Which lines below hold the word "prefix"? Report each one.

§ §

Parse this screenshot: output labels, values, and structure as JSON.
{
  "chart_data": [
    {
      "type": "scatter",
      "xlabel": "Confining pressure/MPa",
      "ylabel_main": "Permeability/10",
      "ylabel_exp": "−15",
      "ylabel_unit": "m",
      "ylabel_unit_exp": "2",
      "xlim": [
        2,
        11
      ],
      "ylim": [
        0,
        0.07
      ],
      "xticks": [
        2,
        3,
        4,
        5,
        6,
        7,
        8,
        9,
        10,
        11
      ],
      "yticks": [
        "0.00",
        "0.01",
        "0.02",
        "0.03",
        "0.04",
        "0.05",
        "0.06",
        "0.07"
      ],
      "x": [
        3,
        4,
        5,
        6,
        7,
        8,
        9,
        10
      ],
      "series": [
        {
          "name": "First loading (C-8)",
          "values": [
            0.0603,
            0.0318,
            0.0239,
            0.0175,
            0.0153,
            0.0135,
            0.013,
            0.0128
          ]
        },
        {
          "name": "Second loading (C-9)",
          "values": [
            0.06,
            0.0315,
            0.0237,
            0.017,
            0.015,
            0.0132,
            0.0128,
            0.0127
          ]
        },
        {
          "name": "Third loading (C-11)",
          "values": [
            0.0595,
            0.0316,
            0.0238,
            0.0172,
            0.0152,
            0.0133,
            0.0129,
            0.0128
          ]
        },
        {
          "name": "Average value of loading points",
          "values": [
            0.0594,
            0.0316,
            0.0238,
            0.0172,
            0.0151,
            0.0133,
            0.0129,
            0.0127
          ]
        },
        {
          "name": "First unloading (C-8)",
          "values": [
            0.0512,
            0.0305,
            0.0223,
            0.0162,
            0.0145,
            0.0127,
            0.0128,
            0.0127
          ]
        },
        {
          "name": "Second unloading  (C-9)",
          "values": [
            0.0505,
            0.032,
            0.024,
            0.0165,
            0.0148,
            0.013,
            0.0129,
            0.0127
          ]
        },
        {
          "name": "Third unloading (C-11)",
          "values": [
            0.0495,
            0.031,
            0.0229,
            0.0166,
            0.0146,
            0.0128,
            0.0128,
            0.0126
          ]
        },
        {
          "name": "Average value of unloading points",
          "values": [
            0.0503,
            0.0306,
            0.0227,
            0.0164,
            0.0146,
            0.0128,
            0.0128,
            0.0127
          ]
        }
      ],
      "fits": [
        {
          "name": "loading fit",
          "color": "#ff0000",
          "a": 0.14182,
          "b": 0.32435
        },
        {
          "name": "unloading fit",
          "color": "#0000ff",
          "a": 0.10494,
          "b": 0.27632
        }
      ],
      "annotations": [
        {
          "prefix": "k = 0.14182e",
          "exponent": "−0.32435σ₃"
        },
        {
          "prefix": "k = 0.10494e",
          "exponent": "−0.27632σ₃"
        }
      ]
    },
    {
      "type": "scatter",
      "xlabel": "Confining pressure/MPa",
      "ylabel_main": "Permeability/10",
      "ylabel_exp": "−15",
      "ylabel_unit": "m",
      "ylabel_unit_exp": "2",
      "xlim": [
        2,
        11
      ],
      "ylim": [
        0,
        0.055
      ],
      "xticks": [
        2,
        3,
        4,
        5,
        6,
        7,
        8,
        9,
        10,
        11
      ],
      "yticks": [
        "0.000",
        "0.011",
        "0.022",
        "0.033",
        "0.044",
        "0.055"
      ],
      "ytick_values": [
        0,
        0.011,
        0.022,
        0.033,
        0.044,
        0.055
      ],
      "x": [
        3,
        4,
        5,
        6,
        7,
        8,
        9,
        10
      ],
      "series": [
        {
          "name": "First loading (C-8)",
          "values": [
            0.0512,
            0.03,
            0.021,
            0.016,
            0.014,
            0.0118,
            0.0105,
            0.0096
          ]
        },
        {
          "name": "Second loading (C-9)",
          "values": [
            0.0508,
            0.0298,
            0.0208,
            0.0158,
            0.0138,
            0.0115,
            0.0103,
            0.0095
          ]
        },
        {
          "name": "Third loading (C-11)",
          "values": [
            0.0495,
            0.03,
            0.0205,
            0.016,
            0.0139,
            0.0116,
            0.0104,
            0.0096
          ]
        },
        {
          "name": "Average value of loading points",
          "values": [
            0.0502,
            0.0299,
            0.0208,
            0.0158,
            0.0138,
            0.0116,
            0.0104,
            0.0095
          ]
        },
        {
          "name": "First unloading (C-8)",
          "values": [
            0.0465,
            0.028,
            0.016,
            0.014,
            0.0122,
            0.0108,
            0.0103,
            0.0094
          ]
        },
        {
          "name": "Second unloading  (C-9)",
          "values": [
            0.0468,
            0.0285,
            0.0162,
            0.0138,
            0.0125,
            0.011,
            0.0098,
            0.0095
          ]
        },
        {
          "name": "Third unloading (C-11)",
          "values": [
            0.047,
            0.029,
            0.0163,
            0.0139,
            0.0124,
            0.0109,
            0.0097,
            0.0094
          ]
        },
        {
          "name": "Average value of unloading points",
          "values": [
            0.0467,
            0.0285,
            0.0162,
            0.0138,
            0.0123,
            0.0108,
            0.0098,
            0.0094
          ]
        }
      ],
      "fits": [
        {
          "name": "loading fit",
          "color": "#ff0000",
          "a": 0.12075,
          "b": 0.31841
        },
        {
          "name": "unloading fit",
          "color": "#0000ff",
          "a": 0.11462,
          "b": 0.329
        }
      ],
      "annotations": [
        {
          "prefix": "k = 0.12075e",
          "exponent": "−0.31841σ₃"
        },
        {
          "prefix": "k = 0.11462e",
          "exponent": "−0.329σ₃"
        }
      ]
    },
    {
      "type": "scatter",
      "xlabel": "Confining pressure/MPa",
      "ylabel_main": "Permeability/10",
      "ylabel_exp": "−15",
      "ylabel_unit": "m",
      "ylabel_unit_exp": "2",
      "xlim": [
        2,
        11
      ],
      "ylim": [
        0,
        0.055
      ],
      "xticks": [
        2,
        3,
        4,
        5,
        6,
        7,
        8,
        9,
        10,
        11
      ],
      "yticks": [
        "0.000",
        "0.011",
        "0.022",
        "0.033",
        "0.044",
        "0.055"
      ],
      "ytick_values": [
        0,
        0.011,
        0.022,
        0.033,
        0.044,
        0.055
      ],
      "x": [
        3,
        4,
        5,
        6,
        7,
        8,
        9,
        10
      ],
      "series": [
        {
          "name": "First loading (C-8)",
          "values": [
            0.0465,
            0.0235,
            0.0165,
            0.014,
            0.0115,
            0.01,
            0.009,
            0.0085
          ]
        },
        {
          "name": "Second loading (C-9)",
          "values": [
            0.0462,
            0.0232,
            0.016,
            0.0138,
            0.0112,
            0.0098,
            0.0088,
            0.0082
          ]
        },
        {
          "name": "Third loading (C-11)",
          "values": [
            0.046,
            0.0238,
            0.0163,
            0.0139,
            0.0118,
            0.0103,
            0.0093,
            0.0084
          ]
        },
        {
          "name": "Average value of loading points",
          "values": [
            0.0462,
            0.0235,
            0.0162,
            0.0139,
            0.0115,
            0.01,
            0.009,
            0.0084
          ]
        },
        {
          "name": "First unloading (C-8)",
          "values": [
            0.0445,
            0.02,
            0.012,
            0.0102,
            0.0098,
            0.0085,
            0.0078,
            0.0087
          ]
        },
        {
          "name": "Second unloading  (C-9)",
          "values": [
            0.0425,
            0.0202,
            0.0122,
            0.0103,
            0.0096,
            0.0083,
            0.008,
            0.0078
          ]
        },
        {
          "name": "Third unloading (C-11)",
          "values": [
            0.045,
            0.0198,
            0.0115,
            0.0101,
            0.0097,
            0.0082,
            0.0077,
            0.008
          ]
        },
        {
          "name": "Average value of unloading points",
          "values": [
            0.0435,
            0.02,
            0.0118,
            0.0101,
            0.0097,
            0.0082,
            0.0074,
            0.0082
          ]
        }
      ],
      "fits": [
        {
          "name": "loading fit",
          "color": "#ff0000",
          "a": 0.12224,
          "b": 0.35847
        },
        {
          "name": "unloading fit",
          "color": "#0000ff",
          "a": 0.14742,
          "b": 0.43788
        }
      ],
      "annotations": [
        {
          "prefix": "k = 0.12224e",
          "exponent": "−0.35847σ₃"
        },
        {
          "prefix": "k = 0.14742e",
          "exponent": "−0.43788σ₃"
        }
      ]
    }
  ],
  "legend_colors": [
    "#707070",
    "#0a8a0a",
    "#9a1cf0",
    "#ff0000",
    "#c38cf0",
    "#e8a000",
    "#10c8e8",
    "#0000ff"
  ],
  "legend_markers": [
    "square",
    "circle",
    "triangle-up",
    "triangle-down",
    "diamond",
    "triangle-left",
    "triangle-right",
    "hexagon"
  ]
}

§ §

* **Exercise response**:
          "prefix": "k = 0.14182e",
          "prefix": "k = 0.10494e",
          "prefix": "k = 0.12075e",
          "prefix": "k = 0.11462e",
          "prefix": "k = 0.12224e",
          "prefix": "k = 0.14742e",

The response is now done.